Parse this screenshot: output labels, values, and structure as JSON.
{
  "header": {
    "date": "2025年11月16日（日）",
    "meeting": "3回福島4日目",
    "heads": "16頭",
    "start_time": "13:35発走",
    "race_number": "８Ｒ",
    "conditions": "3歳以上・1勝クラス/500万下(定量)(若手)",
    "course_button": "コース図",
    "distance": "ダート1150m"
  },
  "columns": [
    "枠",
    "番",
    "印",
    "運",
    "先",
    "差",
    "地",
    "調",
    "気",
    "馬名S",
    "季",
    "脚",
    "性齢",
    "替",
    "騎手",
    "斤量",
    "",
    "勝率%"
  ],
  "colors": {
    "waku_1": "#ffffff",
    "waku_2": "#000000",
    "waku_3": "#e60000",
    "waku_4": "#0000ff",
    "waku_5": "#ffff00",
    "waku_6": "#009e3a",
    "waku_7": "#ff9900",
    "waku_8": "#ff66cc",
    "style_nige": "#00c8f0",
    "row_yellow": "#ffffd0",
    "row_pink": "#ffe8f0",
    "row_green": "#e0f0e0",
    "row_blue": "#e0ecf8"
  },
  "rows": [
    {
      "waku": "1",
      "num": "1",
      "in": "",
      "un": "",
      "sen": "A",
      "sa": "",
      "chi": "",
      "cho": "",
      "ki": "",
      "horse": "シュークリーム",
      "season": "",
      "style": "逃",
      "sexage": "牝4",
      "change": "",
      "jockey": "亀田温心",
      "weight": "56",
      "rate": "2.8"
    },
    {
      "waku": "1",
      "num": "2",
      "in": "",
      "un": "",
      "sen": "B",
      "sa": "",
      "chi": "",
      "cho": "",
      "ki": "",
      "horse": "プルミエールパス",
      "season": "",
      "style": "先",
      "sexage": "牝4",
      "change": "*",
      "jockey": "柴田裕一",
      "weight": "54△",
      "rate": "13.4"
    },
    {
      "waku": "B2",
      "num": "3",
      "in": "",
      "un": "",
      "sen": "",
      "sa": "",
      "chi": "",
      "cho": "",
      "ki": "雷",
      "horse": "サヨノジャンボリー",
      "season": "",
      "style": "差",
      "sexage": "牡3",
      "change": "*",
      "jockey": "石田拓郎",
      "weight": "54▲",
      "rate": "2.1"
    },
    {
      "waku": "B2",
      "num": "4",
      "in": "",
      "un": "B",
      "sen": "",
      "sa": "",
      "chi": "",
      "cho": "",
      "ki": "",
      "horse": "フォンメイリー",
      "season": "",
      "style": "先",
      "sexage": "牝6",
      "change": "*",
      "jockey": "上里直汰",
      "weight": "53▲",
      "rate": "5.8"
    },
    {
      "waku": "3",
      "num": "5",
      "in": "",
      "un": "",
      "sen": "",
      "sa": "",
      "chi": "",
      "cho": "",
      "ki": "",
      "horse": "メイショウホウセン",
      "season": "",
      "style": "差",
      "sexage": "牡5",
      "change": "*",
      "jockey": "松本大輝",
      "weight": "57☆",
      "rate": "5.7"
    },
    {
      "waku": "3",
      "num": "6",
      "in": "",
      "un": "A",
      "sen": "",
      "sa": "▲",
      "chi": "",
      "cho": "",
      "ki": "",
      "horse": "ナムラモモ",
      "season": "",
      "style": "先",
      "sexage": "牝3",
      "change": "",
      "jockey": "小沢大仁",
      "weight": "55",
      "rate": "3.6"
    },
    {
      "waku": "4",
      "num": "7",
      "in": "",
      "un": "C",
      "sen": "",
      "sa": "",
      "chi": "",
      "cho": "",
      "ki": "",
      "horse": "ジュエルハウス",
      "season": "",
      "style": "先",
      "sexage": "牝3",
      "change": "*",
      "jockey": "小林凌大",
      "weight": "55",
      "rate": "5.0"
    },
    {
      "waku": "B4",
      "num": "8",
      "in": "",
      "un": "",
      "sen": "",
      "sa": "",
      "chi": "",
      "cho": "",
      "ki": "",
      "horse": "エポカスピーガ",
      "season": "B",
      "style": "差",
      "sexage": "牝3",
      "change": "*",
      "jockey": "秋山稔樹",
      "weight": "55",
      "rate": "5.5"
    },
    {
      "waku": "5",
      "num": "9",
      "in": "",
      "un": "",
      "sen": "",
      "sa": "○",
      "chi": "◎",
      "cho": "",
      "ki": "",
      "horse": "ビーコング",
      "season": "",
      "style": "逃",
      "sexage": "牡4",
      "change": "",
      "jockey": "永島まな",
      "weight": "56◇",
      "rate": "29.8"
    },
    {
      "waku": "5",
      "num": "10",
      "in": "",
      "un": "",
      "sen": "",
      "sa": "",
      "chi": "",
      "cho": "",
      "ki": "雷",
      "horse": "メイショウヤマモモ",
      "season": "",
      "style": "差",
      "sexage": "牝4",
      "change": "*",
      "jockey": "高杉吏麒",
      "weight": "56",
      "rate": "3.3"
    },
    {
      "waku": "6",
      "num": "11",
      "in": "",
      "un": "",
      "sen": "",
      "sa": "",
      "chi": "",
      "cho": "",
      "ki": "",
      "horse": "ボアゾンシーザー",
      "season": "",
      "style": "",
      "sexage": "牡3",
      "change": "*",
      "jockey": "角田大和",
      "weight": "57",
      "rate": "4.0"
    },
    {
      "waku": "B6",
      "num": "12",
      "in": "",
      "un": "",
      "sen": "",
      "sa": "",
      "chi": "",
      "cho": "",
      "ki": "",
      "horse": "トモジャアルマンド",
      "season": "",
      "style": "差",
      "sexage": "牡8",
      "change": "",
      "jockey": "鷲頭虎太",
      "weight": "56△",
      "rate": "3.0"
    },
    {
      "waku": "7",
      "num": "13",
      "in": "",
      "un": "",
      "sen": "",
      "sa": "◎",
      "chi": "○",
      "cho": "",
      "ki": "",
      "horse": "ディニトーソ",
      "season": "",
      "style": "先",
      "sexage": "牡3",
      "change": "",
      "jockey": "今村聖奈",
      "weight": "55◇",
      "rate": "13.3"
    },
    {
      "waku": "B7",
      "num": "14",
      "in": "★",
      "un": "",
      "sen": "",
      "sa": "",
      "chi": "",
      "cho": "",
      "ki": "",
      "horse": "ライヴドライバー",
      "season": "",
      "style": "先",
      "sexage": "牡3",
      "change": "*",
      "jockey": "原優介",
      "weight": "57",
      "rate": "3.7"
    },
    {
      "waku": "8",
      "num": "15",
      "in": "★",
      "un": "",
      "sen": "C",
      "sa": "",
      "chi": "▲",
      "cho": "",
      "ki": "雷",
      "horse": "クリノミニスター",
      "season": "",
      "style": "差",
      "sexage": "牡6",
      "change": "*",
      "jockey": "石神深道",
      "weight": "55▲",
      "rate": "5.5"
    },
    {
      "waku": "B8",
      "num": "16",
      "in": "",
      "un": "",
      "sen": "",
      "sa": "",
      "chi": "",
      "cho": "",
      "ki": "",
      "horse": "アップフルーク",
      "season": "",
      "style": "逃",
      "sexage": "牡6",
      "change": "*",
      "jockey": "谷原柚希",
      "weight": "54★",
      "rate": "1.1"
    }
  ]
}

###

Task to carry out:
Every entry should be printed again exactly as written.

Result for this exercise:
Parse this screenshot: output labels, values, and structure as JSON.
{
  "header": {
    "date": "2025年11月16日（日）",
    "meeting": "3回福島4日目",
    "heads": "16頭",
    "start_time": "13:35発走",
    "race_number": "８Ｒ",
    "conditions": "3歳以上・1勝クラス/500万下(定量)(若手)",
    "course_button": "コース図",
    "distance": "ダート1150m"
  },
  "columns": [
    "枠",
    "番",
    "印",
    "運",
    "先",
    "差",
    "地",
    "調",
    "気",
    "馬名S",
    "季",
    "脚",
    "性齢",
    "替",
    "騎手",
    "斤量",
    "",
    "勝率%"
  ],
  "colors": {
    "waku_1": "#ffffff",
    "waku_2": "#000000",
    "waku_3": "#e60000",
    "waku_4": "#0000ff",
    "waku_5": "#ffff00",
    "waku_6": "#009e3a",
    "waku_7": "#ff9900",
    "waku_8": "#ff66cc",
    "style_nige": "#00c8f0",
    "row_yellow": "#ffffd0",
    "row_pink": "#ffe8f0",
    "row_green": "#e0f0e0",
    "row_blue": "#e0ecf8"
  },
  "rows": [
    {
      "waku": "1",
      "num": "1",
      "in": "",
      "un": "",
      "sen": "A",
      "sa": "",
      "chi": "",
      "cho": "",
      "ki": "",
      "horse": "シュークリーム",
      "season": "",
      "style": "逃",
      "sexage": "牝4",
      "change": "",
      "jockey": "亀田温心",
      "weight": "56",
      "rate": "2.8"
    },
    {
      "waku": "1",
      "num": "2",
      "in": "",
      "un": "",
      "sen": "B",
      "sa": "",
      "chi": "",
      "cho": "",
      "ki": "",
      "horse": "プルミエールパス",
      "season": "",
      "style": "先",
      "sexage": "牝4",
      "change": "*",
      "jockey": "柴田裕一",
      "weight": "54△",
      "rate": "13.4"
    },
    {
      "waku": "B2",
      "num": "3",
      "in": "",
      "un": "",
      "sen": "",
      "sa": "",
      "chi": "",
      "cho": "",
      "ki": "雷",
      "horse": "サヨノジャンボリー",
      "season": "",
      "style": "差",
      "sexage": "牡3",
      "change": "*",
      "jockey": "石田拓郎",
      "weight": "54▲",
      "rate": "2.1"
    },
    {
      "waku": "B2",
      "num": "4",
      "in": "",
      "un": "B",
      "sen": "",
      "sa": "",
      "chi": "",
      "cho": "",
      "ki": "",
      "horse": "フォンメイリー",
      "season": "",
      "style": "先",
      "sexage": "牝6",
      "change": "*",
      "jockey": "上里直汰",
      "weight": "53▲",
      "rate": "5.8"
    },
    {
      "waku": "3",
      "num": "5",
      "in": "",
      "un": "",
      "sen": "",
      "sa": "",
      "chi": "",
      "cho": "",
      "ki": "",
      "horse": "メイショウホウセン",
      "season": "",
      "style": "差",
      "sexage": "牡5",
      "change": "*",
      "jockey": "松本大輝",
      "weight": "57☆",
      "rate": "5.7"
    },
    {
      "waku": "3",
      "num": "6",
      "in": "",
      "un": "A",
      "sen": "",
      "sa": "▲",
      "chi": "",
      "cho": "",
      "ki": "",
      "horse": "ナムラモモ",
      "season": "",
      "style": "先",
      "sexage": "牝3",
      "change": "",
      "jockey": "小沢大仁",
      "weight": "55",
      "rate": "3.6"
    },
    {
      "waku": "4",
      "num": "7",
      "in": "",
      "un": "C",
      "sen": "",
      "sa": "",
      "chi": "",
      "cho": "",
      "ki": "",
      "horse": "ジュエルハウス",
      "season": "",
      "style": "先",
      "sexage": "牝3",
      "change": "*",
      "jockey": "小林凌大",
      "weight": "55",
      "rate": "5.0"
    },
    {
      "waku": "B4",
      "num": "8",
      "in": "",
      "un": "",
      "sen": "",
      "sa": "",
      "chi": "",
      "cho": "",
      "ki": "",
      "horse": "エポカスピーガ",
      "season": "B",
      "style": "差",
      "sexage": "牝3",
      "change": "*",
      "jockey": "秋山稔樹",
      "weight": "55",
      "rate": "5.5"
    },
    {
      "waku": "5",
      "num": "9",
      "in": "",
      "un": "",
      "sen": "",
      "sa": "○",
      "chi": "◎",
      "cho": "",
      "ki": "",
      "horse": "ビーコング",
      "season": "",
      "style": "逃",
      "sexage": "牡4",
      "change": "",
      "jockey": "永島まな",
      "weight": "56◇",
      "rate": "29.8"
    },
    {
      "waku": "5",
      "num": "10",
      "in": "",
      "un": "",
      "sen": "",
      "sa": "",
      "chi": "",
      "cho": "",
      "ki": "雷",
      "horse": "メイショウヤマモモ",
      "season": "",
      "style": "差",
      "sexage": "牝4",
      "change": "*",
      "jockey": "高杉吏麒",
      "weight": "56",
      "rate": "3.3"
    },
    {
      "waku": "6",
      "num": "11",
      "in": "",
      "un": "",
      "sen": "",
      "sa": "",
      "chi": "",
      "cho": "",
      "ki": "",
      "horse": "ボアゾンシーザー",
      "season": "",
      "style": "",
      "sexage": "牡3",
      "change": "*",
      "jockey": "角田大和",
      "weight": "57",
      "rate": "4.0"
    },
    {
      "waku": "B6",
      "num": "12",
      "in": "",
      "un": "",
      "sen": "",
      "sa": "",
      "chi": "",
      "cho": "",
      "ki": "",
      "horse": "トモジャアルマンド",
      "season": "",
      "style": "差",
      "sexage": "牡8",
      "change": "",
      "jockey": "鷲頭虎太",
      "weight": "56△",
      "rate": "3.0"
    },
    {
      "waku": "7",
      "num": "13",
      "in": "",
      "un": "",
      "sen": "",
      "sa": "◎",
      "chi": "○",
      "cho": "",
      "ki": "",
      "horse": "ディニトーソ",
      "season": "",
      "style": "先",
      "sexage": "牡3",
      "change": "",
      "jockey": "今村聖奈",
      "weight": "55◇",
      "rate": "13.3"
    },
    {
      "waku": "B7",
      "num": "14",
      "in": "★",
      "un": "",
      "sen": "",
      "sa": "",
      "chi": "",
      "cho": "",
      "ki": "",
      "horse": "ライヴドライバー",
      "season": "",
      "style": "先",
      "sexage": "牡3",
      "change": "*",
      "jockey": "原優介",
      "weight": "57",
      "rate": "3.7"
    },
    {
      "waku": "8",
      "num": "15",
      "in": "★",
      "un": "",
      "sen": "C",
      "sa": "",
      "chi": "▲",
      "cho": "",
      "ki": "雷",
      "horse": "クリノミニスター",
      "season": "",
      "style": "差",
      "sexage": "牡6",
      "change": "*",
      "jockey": "石神深道",
      "weight": "55▲",
      "rate": "5.5"
    },
    {
      "waku": "B8",
      "num": "16",
      "in": "",
      "un": "",
      "sen": "",
      "sa": "",
      "chi": "",
      "cho": "",
      "ki": "",
      "horse": "アップフルーク",
      "season": "",
      "style": "逃",
      "sexage": "牡6",
      "change": "*",
      "jockey": "谷原柚希",
      "weight": "54★",
      "rate": "1.1"
    }
  ]
}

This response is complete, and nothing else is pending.